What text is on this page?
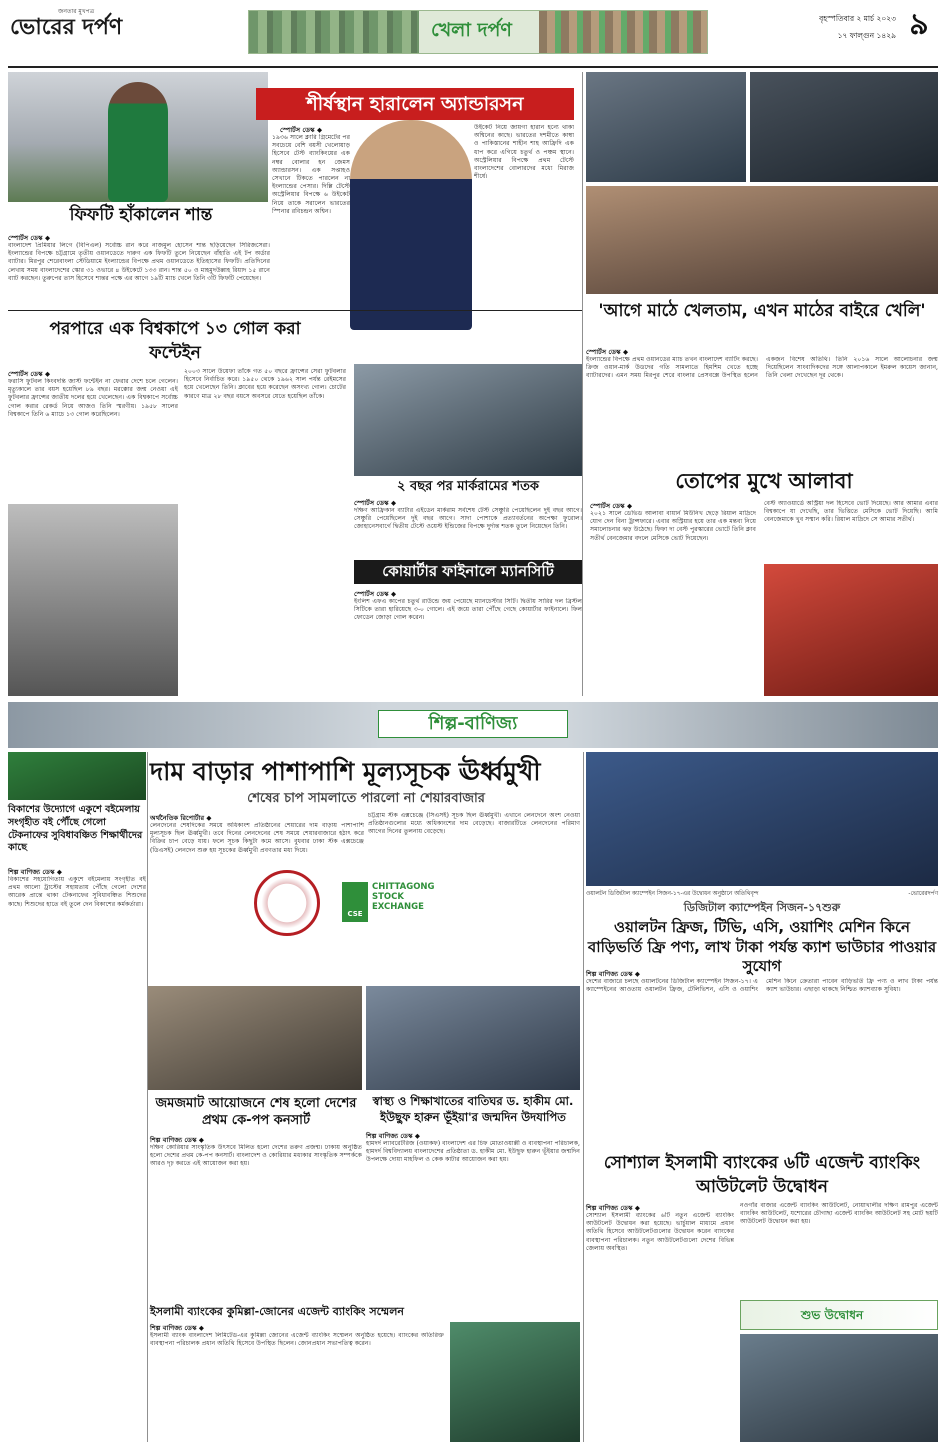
জনতার মুখপত্র
ভোরের দর্পণ	খেলা দর্পণ
বৃহস্পতিবার ২ মার্চ ২০২৩
১৭ ফাল্গুন ১৪২৯ ৯
ফিফটি হাঁকালেন শান্ত
স্পোর্টস ডেস্ক ◆
বাংলাদেশ প্রিমিয়ার লিগে (বিপিএল) সর্বোচ্চ রান করে নাজমুল হোসেন শান্ত ছড়িয়েছেন সিরিজসেরা। ইংল্যান্ডের বিপক্ষে চট্টগ্রামে তৃতীয় ওয়ানডেতে দারুণ এক ফিফটি তুলে নিয়েছেন বাঁহাতি এই টপ অর্ডার ব্যাটার। মিরপুর শেরেবাংলা স্টেডিয়ামে ইংল্যান্ডের বিপক্ষে প্রথম ওয়ানডেতে ইতিহাসের ফিফটি। প্রতিদিনের লেখায় সময় বাংলাদেশের স্কোর ৩১ ওভারে ৪ উইকেটে ১৩৩ রান। শান্ত ৫০ ও মাহমুদউল্লাহ রিয়াদ ১৫ রানে ব্যাট করছেন। তুরুপের তাস হিসেবে শান্তর পক্ষে এর আগে ১৯টি ম্যাচ খেলে তিনি ৩টি ফিফটি পেয়েছেন।
শীর্ষস্থান হারালেন অ্যান্ডারসন
স্পোর্টস ডেস্ক ◆
১৯৩৬ সালে ক্লারি গ্রিমেটের পর সবচেয়ে বেশি বয়সী খেলোয়াড় হিসেবে টেস্ট ব্যাংকিংয়ের এক নম্বর বোলার হন জেমস অ্যান্ডারসন। এক সপ্তাহও সেখানে টিকতে পারলেন না ইংল্যান্ডের পেসার। দিল্লি টেস্টে অস্ট্রেলিয়ার বিপক্ষে ৬ উইকেট নিয়ে তাকে সরালেন ভারতের স্পিনার রবিচন্দ্রন অশ্বিন।
উইকেট নিয়ে জায়গা হারান হন্যে থাকা অশ্বিনের কাছে। ভারতের দশমীতে কাম্বা ও পাকিস্তানের শাহীন শাহ আফ্রিদি এক ধাপ করে এগিয়ে চতুর্থ ও পঞ্চম স্থানে। অস্ট্রেলিয়ার বিপক্ষে প্রথম টেস্টে বাংলাদেশের বোলারদের মধ্যে মিরাজ শীর্ষে।
'আগে মাঠে খেলতাম, এখন মাঠের বাইরে খেলি'
স্পোর্টস ডেস্ক ◆
ইংল্যান্ডের বিপক্ষে প্রথম ওয়ানডের ম্যাচ তখন বাংলাদেশ ব্যাটিং করছে। ক্রিজ ওয়ান-মার্ক উডদের গতি সামলাতে হিমশিম খেতে হচ্ছে ব্যাটারদের। এমন সময় মিরপুর শেরে বাংলার প্রেসবক্সে উপস্থিত হলেন একজন বিশেষ অতিথি। তিনি ২০১৬ সালে আলোচনার জন্ম দিয়েছিলেন সাংবাদিকদের সঙ্গে আলাপকালে ইমরুল কায়েস জানান, তিনি খেলা দেখেছেন দূর থেকে।
পরপারে এক বিশ্বকাপে ১৩ গোল করা ফন্টেইন
স্পোর্টস ডেস্ক ◆
ফরাসি ফুটবল কিংবদন্তি জাস্ট ফন্টেইন না ফেরার দেশে চলে গেলেন। মৃত্যুকালে তার বয়স হয়েছিল ৮৯ বছর। মরক্কোর জন্ম নেওয়া এই ফুটবলার ফ্রান্সের জাতীয় দলের হয়ে খেলেছেন। এক বিশ্বকাপে সর্বোচ্চ গোল করার রেকর্ড নিয়ে আজও তিনি স্মরণীয়। ১৯৫৮ সালের বিশ্বকাপে তিনি ৬ ম্যাচে ১৩ গোল করেছিলেন।
২০০৩ সালে উয়েফা তাঁকে গত ৫০ বছরে ফ্রান্সের সেরা ফুটবলার হিসেবে নির্বাচিত করে। ১৯৫০ থেকে ১৯৬২ সাল পর্যন্ত রেইমসের হয়ে খেলেছেন তিনি। ক্লাবের হয়ে করেছেন অসংখ্য গোল। চোটের কারণে মাত্র ২৮ বছর বয়সে অবসরে যেতে হয়েছিল তাঁকে।
২ বছর পর মার্করামের শতক
স্পোর্টস ডেস্ক ◆
দক্ষিণ আফ্রিকান ব্যাটার এইডেন মার্করাম সর্বশেষ টেস্ট সেঞ্চুরি পেয়েছিলেন দুই বছর আগে। সেঞ্চুরি পেয়েছিলেন দুই বছর আগে। সাদা পোশাকে প্রত্যাবর্তনের অপেক্ষা ফুরোল। জোহানেসবার্গে দ্বিতীয় টেস্টে ওয়েস্ট ইন্ডিজের বিপক্ষে দুর্দান্ত শতক তুলে নিয়েছেন তিনি।
কোয়ার্টার ফাইনালে ম্যানসিটি
স্পোর্টস ডেস্ক ◆
ইংলিশ এফএ কাপের চতুর্থ রাউন্ডে জয় পেয়েছে ম্যানচেস্টার সিটি। দ্বিতীয় সারির দল ব্রিস্টল সিটিকে তারা হারিয়েছে ৩-০ গোলে। এই জয়ে তারা পৌঁছে গেছে কোয়ার্টার ফাইনালে। ফিল ফোডেন জোড়া গোল করেন।
তোপের মুখে আলাবা
স্পোর্টস ডেস্ক ◆
২০২১ সালে ডেভিড আলাবা বায়ার্ন মিউনিখ ছেড়ে রিয়াল মাদ্রিদে যোগ দেন বিনা ট্রান্সফারে। এবার অস্ট্রিয়ার হয়ে তার এক মন্তব্য নিয়ে সমালোচনার ঝড় উঠেছে। ফিফা দ্য বেস্ট পুরস্কারের ভোটে তিনি ক্লাব সতীর্থ বেনজেমার বদলে মেসিকে ভোট দিয়েছেন।
বেস্ট অ্যাওয়ার্ডে অস্ট্রিয়া দল হিসেবে ভোট দিয়েছে। আর আমার এবার বিশ্বকাপে যা দেখেছি, তার ভিত্তিতে মেসিকে ভোট দিয়েছি। আমি বেনজেমাকে খুব সম্মান করি। রিয়াল মাদ্রিদে সে আমার সতীর্থ।
শিল্প-বাণিজ্য
বিকাশের উদ্যোগে একুশে বইমেলায় সংগৃহীত বই পৌঁছে গেলো টেকনাফের সুবিধাবঞ্চিত শিক্ষার্থীদের কাছে
শিল্প বাণিজ্য ডেস্ক ◆
বিকাশের সহযোগিতায় একুশে বইমেলায় সংগৃহীত বই প্রথম আলো ট্রাস্টের সহায়তায় পৌঁছে গেলো দেশের আরেক প্রান্তে থাকা টেকনাফের সুবিধাবঞ্চিত শিশুদের কাছে। শিশুদের হাতে বই তুলে দেন বিকাশের কর্মকর্তারা।
দাম বাড়ার পাশাপাশি মূল্যসূচক ঊর্ধ্বমুখী
শেষের চাপ সামলাতে পারলো না শেয়ারবাজার
অর্থনৈতিক রিপোর্টার ◆
লেনদেনের শেষদিকের সময়ে অধিকাংশ প্রতিষ্ঠানের শেয়ারের দাম বাড়ায় পাশাপাশি মূল্যসূচক ছিল ঊর্ধ্বমুখী। তবে দিনের লেনদেনের শেষ সময়ে শেয়ারবাজারে হঠাৎ করে বিক্রির চাপ বেড়ে যায়। ফলে সূচক কিছুটা কমে আসে। বুধবার ঢাকা স্টক এক্সচেঞ্জে (ডিএসই) লেনদেন শুরু হয় সূচকের ঊর্ধ্বমুখী প্রবণতার মধ্য দিয়ে।
চট্টগ্রাম স্টক এক্সচেঞ্জে (সিএসই) সূচক ছিল ঊর্ধ্বমুখী। এখানে লেনদেনে অংশ নেওয়া প্রতিষ্ঠানগুলোর মধ্যে অধিকাংশের দাম বেড়েছে। বাজারটিতে লেনদেনের পরিমাণ আগের দিনের তুলনায় বেড়েছে।
CSE
CHITTAGONG STOCK EXCHANGE
স্বাস্থ্য ও শিক্ষাখাতের বাতিঘর ড. হাকীম মো. ইউছুফ হারুন ভূঁইয়া'র জন্মদিন উদযাপিত
শিল্প বাণিজ্য ডেস্ক ◆
হামদর্দ ল্যাবরেটরিজ (ওয়াকফ) বাংলাদেশ এর চিফ মোতাওয়াল্লী ও ব্যবস্থাপনা পরিচালক, হামদর্দ বিশ্ববিদ্যালয় বাংলাদেশের প্রতিষ্ঠাতা ড. হাকীম মো. ইউছুফ হারুন ভূঁইয়ার জন্মদিন উপলক্ষে দোয়া মাহফিল ও কেক কাটার আয়োজন করা হয়।
জমজমাট আয়োজনে শেষ হলো দেশের প্রথম কে-পপ কনসার্ট
শিল্প বাণিজ্য ডেস্ক ◆
দক্ষিণ কোরিয়ার সাংস্কৃতিক উৎসবে মিলিত হলো দেশের তরুণ প্রজন্ম। ঢাকায় অনুষ্ঠিত হলো দেশের প্রথম কে-পপ কনসার্ট। বাংলাদেশ ও কোরিয়ার মধ্যকার সাংস্কৃতিক সম্পর্ককে আরও দৃঢ় করতে এই আয়োজন করা হয়।
ইসলামী ব্যাংকের কুমিল্লা-জোনের এজেন্ট ব্যাংকিং সম্মেলন
শিল্প বাণিজ্য ডেস্ক ◆
ইসলামী ব্যাংক বাংলাদেশ লিমিটেড-এর কুমিল্লা জোনের এজেন্ট ব্যাংকিং সম্মেলন অনুষ্ঠিত হয়েছে। ব্যাংকের অতিরিক্ত ব্যবস্থাপনা পরিচালক প্রধান অতিথি হিসেবে উপস্থিত ছিলেন। জোনপ্রধান সভাপতিত্ব করেন।
ওয়ালটন ডিজিটাল ক্যাম্পেইন সিজন-১৭-এর উদ্বোধন অনুষ্ঠানে অতিথিবৃন্দ	-ভোরেরদর্পণ
ডিজিটাল ক্যাম্পেইন সিজন-১৭শুরু
ওয়ালটন ফ্রিজ, টিভি, এসি, ওয়াশিং মেশিন কিনে বাড়িভর্তি ফ্রি পণ্য, লাখ টাকা পর্যন্ত ক্যাশ ভাউচার পাওয়ার সুযোগ
শিল্প বাণিজ্য ডেস্ক ◆
দেশের বাজারে চলছে ওয়ালটনের ডিজিটাল ক্যাম্পেইন সিজন-১৭। এ ক্যাম্পেইনের আওতায় ওয়ালটন ফ্রিজ, টেলিভিশন, এসি ও ওয়াশিং মেশিন কিনে ক্রেতারা পাবেন বাড়িভর্তি ফ্রি পণ্য ও লাখ টাকা পর্যন্ত ক্যাশ ভাউচার। এছাড়া থাকছে নিশ্চিত ক্যাশব্যাক সুবিধা।
সোশ্যাল ইসলামী ব্যাংকের ৬টি এজেন্ট ব্যাংকিং আউটলেট উদ্বোধন
শিল্প বাণিজ্য ডেস্ক ◆
সোশ্যাল ইসলামী ব্যাংকের ৬টি নতুন এজেন্ট ব্যাংকিং আউটলেট উদ্বোধন করা হয়েছে। ভার্চুয়াল মাধ্যমে প্রধান অতিথি হিসেবে আউটলেটগুলোর উদ্বোধন করেন ব্যাংকের ব্যবস্থাপনা পরিচালক। নতুন আউটলেটগুলো দেশের বিভিন্ন জেলায় অবস্থিত।
নওগাঁর বাজার এজেন্ট ব্যাংকিং আউটলেট, নোয়াখালীর দক্ষিণ রামপুর এজেন্ট ব্যাংকিং আউটলেট, যশোরের চৌগাছা এজেন্ট ব্যাংকিং আউটলেট সহ মোট ছয়টি আউটলেট উদ্বোধন করা হয়।
শুভ উদ্বোধন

| Exercise objective |
Report the number of lines in the entries above that include the word "আউটল" and add nothing to it.

| Exercise solution |
3